====== RECORD SET

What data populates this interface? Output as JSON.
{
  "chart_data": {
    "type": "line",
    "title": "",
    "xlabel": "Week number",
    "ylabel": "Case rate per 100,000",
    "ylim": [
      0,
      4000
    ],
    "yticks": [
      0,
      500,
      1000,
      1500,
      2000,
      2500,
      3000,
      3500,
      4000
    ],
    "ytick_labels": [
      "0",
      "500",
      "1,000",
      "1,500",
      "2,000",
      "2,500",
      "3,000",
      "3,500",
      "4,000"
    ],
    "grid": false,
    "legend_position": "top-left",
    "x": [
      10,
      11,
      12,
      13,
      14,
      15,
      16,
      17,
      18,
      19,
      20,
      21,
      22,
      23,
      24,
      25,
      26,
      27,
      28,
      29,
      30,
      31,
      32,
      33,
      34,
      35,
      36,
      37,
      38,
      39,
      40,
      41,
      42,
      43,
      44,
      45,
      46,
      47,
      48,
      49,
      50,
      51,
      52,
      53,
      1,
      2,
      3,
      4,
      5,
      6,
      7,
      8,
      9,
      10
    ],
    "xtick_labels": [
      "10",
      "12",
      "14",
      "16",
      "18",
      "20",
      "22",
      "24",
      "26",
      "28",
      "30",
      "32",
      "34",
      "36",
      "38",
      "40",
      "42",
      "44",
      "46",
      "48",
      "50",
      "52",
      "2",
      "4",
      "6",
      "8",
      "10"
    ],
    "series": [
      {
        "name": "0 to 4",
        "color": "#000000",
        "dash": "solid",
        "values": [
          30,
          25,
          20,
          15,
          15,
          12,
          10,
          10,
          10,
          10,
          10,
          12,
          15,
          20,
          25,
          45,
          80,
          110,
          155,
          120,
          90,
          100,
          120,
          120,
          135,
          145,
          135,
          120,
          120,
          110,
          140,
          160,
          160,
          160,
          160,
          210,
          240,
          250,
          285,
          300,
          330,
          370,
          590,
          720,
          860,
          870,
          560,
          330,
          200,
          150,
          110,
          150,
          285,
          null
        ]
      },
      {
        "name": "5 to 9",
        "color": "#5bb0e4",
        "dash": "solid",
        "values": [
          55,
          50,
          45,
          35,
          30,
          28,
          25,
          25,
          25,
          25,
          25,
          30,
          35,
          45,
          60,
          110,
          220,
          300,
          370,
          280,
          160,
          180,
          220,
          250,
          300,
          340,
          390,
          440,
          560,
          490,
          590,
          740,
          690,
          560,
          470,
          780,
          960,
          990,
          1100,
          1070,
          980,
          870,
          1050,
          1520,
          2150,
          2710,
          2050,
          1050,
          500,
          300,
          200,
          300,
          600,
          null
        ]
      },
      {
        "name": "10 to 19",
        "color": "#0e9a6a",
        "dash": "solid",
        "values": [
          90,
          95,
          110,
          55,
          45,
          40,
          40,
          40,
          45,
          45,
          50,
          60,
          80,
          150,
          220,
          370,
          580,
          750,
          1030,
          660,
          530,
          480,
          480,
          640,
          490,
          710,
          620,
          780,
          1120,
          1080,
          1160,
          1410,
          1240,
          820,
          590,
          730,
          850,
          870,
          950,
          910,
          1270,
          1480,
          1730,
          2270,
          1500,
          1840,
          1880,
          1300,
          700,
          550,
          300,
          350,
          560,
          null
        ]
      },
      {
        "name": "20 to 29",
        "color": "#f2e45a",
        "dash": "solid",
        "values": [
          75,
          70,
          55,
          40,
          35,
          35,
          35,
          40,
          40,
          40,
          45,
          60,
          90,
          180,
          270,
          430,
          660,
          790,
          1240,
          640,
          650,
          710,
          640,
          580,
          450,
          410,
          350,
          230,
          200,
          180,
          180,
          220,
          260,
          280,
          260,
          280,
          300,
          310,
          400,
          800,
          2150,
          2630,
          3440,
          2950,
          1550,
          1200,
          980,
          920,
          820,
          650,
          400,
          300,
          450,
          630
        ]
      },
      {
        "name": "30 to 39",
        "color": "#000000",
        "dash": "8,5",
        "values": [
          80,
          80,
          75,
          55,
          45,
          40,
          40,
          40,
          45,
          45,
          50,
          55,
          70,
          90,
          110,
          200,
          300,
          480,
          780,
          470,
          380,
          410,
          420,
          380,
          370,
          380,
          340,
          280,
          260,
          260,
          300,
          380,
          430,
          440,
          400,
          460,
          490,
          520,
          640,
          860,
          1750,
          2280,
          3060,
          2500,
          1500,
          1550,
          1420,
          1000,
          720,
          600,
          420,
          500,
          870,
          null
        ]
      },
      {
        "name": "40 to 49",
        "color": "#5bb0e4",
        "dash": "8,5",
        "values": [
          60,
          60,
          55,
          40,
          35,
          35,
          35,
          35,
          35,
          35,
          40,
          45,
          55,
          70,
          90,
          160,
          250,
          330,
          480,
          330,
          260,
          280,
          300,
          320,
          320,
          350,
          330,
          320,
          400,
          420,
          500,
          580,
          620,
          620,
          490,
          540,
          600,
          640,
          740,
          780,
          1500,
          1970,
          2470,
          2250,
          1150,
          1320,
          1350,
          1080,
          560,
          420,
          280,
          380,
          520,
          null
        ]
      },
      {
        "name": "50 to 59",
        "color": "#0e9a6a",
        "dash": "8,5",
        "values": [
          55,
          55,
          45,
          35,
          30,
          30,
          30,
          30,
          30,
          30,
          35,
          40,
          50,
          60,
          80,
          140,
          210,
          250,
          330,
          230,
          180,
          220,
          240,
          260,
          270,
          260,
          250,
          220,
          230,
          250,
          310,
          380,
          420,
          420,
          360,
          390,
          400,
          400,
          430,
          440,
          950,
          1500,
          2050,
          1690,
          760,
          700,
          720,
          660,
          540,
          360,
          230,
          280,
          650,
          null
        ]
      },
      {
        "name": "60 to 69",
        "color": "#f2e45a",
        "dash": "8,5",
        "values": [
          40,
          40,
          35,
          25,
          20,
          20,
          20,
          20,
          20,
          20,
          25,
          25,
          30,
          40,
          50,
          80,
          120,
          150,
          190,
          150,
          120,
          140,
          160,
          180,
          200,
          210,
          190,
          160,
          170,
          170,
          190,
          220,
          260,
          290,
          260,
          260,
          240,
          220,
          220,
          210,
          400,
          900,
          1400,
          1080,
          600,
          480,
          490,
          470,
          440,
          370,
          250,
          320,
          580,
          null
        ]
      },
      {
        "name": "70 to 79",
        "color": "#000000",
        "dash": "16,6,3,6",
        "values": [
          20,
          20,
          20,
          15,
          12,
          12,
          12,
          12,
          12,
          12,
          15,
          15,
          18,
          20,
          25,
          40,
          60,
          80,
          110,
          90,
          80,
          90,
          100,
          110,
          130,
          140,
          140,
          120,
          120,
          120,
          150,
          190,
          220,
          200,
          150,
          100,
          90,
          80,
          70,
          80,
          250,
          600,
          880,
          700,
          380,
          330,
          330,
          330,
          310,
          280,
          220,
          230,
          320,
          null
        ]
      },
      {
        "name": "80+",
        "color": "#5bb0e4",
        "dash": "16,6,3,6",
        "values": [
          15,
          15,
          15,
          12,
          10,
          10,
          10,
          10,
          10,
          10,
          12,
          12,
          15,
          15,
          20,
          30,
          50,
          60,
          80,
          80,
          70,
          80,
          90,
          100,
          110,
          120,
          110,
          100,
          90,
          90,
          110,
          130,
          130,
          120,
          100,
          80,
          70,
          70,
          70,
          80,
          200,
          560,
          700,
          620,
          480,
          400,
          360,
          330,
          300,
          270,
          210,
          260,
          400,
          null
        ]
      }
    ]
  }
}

============

Print out every record again, exactly and in full.

What data populates this interface? Output as JSON.
{
  "chart_data": {
    "type": "line",
    "title": "",
    "xlabel": "Week number",
    "ylabel": "Case rate per 100,000",
    "ylim": [
      0,
      4000
    ],
    "yticks": [
      0,
      500,
      1000,
      1500,
      2000,
      2500,
      3000,
      3500,
      4000
    ],
    "ytick_labels": [
      "0",
      "500",
      "1,000",
      "1,500",
      "2,000",
      "2,500",
      "3,000",
      "3,500",
      "4,000"
    ],
    "grid": false,
    "legend_position": "top-left",
    "x": [
      10,
      11,
      12,
      13,
      14,
      15,
      16,
      17,
      18,
      19,
      20,
      21,
      22,
      23,
      24,
      25,
      26,
      27,
      28,
      29,
      30,
      31,
      32,
      33,
      34,
      35,
      36,
      37,
      38,
      39,
      40,
      41,
      42,
      43,
      44,
      45,
      46,
      47,
      48,
      49,
      50,
      51,
      52,
      53,
      1,
      2,
      3,
      4,
      5,
      6,
      7,
      8,
      9,
      10
    ],
    "xtick_labels": [
      "10",
      "12",
      "14",
      "16",
      "18",
      "20",
      "22",
      "24",
      "26",
      "28",
      "30",
      "32",
      "34",
      "36",
      "38",
      "40",
      "42",
      "44",
      "46",
      "48",
      "50",
      "52",
      "2",
      "4",
      "6",
      "8",
      "10"
    ],
    "series": [
      {
        "name": "0 to 4",
        "color": "#000000",
        "dash": "solid",
        "values": [
          30,
          25,
          20,
          15,
          15,
          12,
          10,
          10,
          10,
          10,
          10,
          12,
          15,
          20,
          25,
          45,
          80,
          110,
          155,
          120,
          90,
          100,
          120,
          120,
          135,
          145,
          135,
          120,
          120,
          110,
          140,
          160,
          160,
          160,
          160,
          210,
          240,
          250,
          285,
          300,
          330,
          370,
          590,
          720,
          860,
          870,
          560,
          330,
          200,
          150,
          110,
          150,
          285,
          null
        ]
      },
      {
        "name": "5 to 9",
        "color": "#5bb0e4",
        "dash": "solid",
        "values": [
          55,
          50,
          45,
          35,
          30,
          28,
          25,
          25,
          25,
          25,
          25,
          30,
          35,
          45,
          60,
          110,
          220,
          300,
          370,
          280,
          160,
          180,
          220,
          250,
          300,
          340,
          390,
          440,
          560,
          490,
          590,
          740,
          690,
          560,
          470,
          780,
          960,
          990,
          1100,
          1070,
          980,
          870,
          1050,
          1520,
          2150,
          2710,
          2050,
          1050,
          500,
          300,
          200,
          300,
          600,
          null
        ]
      },
      {
        "name": "10 to 19",
        "color": "#0e9a6a",
        "dash": "solid",
        "values": [
          90,
          95,
          110,
          55,
          45,
          40,
          40,
          40,
          45,
          45,
          50,
          60,
          80,
          150,
          220,
          370,
          580,
          750,
          1030,
          660,
          530,
          480,
          480,
          640,
          490,
          710,
          620,
          780,
          1120,
          1080,
          1160,
          1410,
          1240,
          820,
          590,
          730,
          850,
          870,
          950,
          910,
          1270,
          1480,
          1730,
          2270,
          1500,
          1840,
          1880,
          1300,
          700,
          550,
          300,
          350,
          560,
          null
        ]
      },
      {
        "name": "20 to 29",
        "color": "#f2e45a",
        "dash": "solid",
        "values": [
          75,
          70,
          55,
          40,
          35,
          35,
          35,
          40,
          40,
          40,
          45,
          60,
          90,
          180,
          270,
          430,
          660,
          790,
          1240,
          640,
          650,
          710,
          640,
          580,
          450,
          410,
          350,
          230,
          200,
          180,
          180,
          220,
          260,
          280,
          260,
          280,
          300,
          310,
          400,
          800,
          2150,
          2630,
          3440,
          2950,
          1550,
          1200,
          980,
          920,
          820,
          650,
          400,
          300,
          450,
          630
        ]
      },
      {
        "name": "30 to 39",
        "color": "#000000",
        "dash": "8,5",
        "values": [
          80,
          80,
          75,
          55,
          45,
          40,
          40,
          40,
          45,
          45,
          50,
          55,
          70,
          90,
          110,
          200,
          300,
          480,
          780,
          470,
          380,
          410,
          420,
          380,
          370,
          380,
          340,
          280,
          260,
          260,
          300,
          380,
          430,
          440,
          400,
          460,
          490,
          520,
          640,
          860,
          1750,
          2280,
          3060,
          2500,
          1500,
          1550,
          1420,
          1000,
          720,
          600,
          420,
          500,
          870,
          null
        ]
      },
      {
        "name": "40 to 49",
        "color": "#5bb0e4",
        "dash": "8,5",
        "values": [
          60,
          60,
          55,
          40,
          35,
          35,
          35,
          35,
          35,
          35,
          40,
          45,
          55,
          70,
          90,
          160,
          250,
          330,
          480,
          330,
          260,
          280,
          300,
          320,
          320,
          350,
          330,
          320,
          400,
          420,
          500,
          580,
          620,
          620,
          490,
          540,
          600,
          640,
          740,
          780,
          1500,
          1970,
          2470,
          2250,
          1150,
          1320,
          1350,
          1080,
          560,
          420,
          280,
          380,
          520,
          null
        ]
      },
      {
        "name": "50 to 59",
        "color": "#0e9a6a",
        "dash": "8,5",
        "values": [
          55,
          55,
          45,
          35,
          30,
          30,
          30,
          30,
          30,
          30,
          35,
          40,
          50,
          60,
          80,
          140,
          210,
          250,
          330,
          230,
          180,
          220,
          240,
          260,
          270,
          260,
          250,
          220,
          230,
          250,
          310,
          380,
          420,
          420,
          360,
          390,
          400,
          400,
          430,
          440,
          950,
          1500,
          2050,
          1690,
          760,
          700,
          720,
          660,
          540,
          360,
          230,
          280,
          650,
          null
        ]
      },
      {
        "name": "60 to 69",
        "color": "#f2e45a",
        "dash": "8,5",
        "values": [
          40,
          40,
          35,
          25,
          20,
          20,
          20,
          20,
          20,
          20,
          25,
          25,
          30,
          40,
          50,
          80,
          120,
          150,
          190,
          150,
          120,
          140,
          160,
          180,
          200,
          210,
          190,
          160,
          170,
          170,
          190,
          220,
          260,
          290,
          260,
          260,
          240,
          220,
          220,
          210,
          400,
          900,
          1400,
          1080,
          600,
          480,
          490,
          470,
          440,
          370,
          250,
          320,
          580,
          null
        ]
      },
      {
        "name": "70 to 79",
        "color": "#000000",
        "dash": "16,6,3,6",
        "values": [
          20,
          20,
          20,
          15,
          12,
          12,
          12,
          12,
          12,
          12,
          15,
          15,
          18,
          20,
          25,
          40,
          60,
          80,
          110,
          90,
          80,
          90,
          100,
          110,
          130,
          140,
          140,
          120,
          120,
          120,
          150,
          190,
          220,
          200,
          150,
          100,
          90,
          80,
          70,
          80,
          250,
          600,
          880,
          700,
          380,
          330,
          330,
          330,
          310,
          280,
          220,
          230,
          320,
          null
        ]
      },
      {
        "name": "80+",
        "color": "#5bb0e4",
        "dash": "16,6,3,6",
        "values": [
          15,
          15,
          15,
          12,
          10,
          10,
          10,
          10,
          10,
          10,
          12,
          12,
          15,
          15,
          20,
          30,
          50,
          60,
          80,
          80,
          70,
          80,
          90,
          100,
          110,
          120,
          110,
          100,
          90,
          90,
          110,
          130,
          130,
          120,
          100,
          80,
          70,
          70,
          70,
          80,
          200,
          560,
          700,
          620,
          480,
          400,
          360,
          330,
          300,
          270,
          210,
          260,
          400,
          null
        ]
      }
    ]
  }
}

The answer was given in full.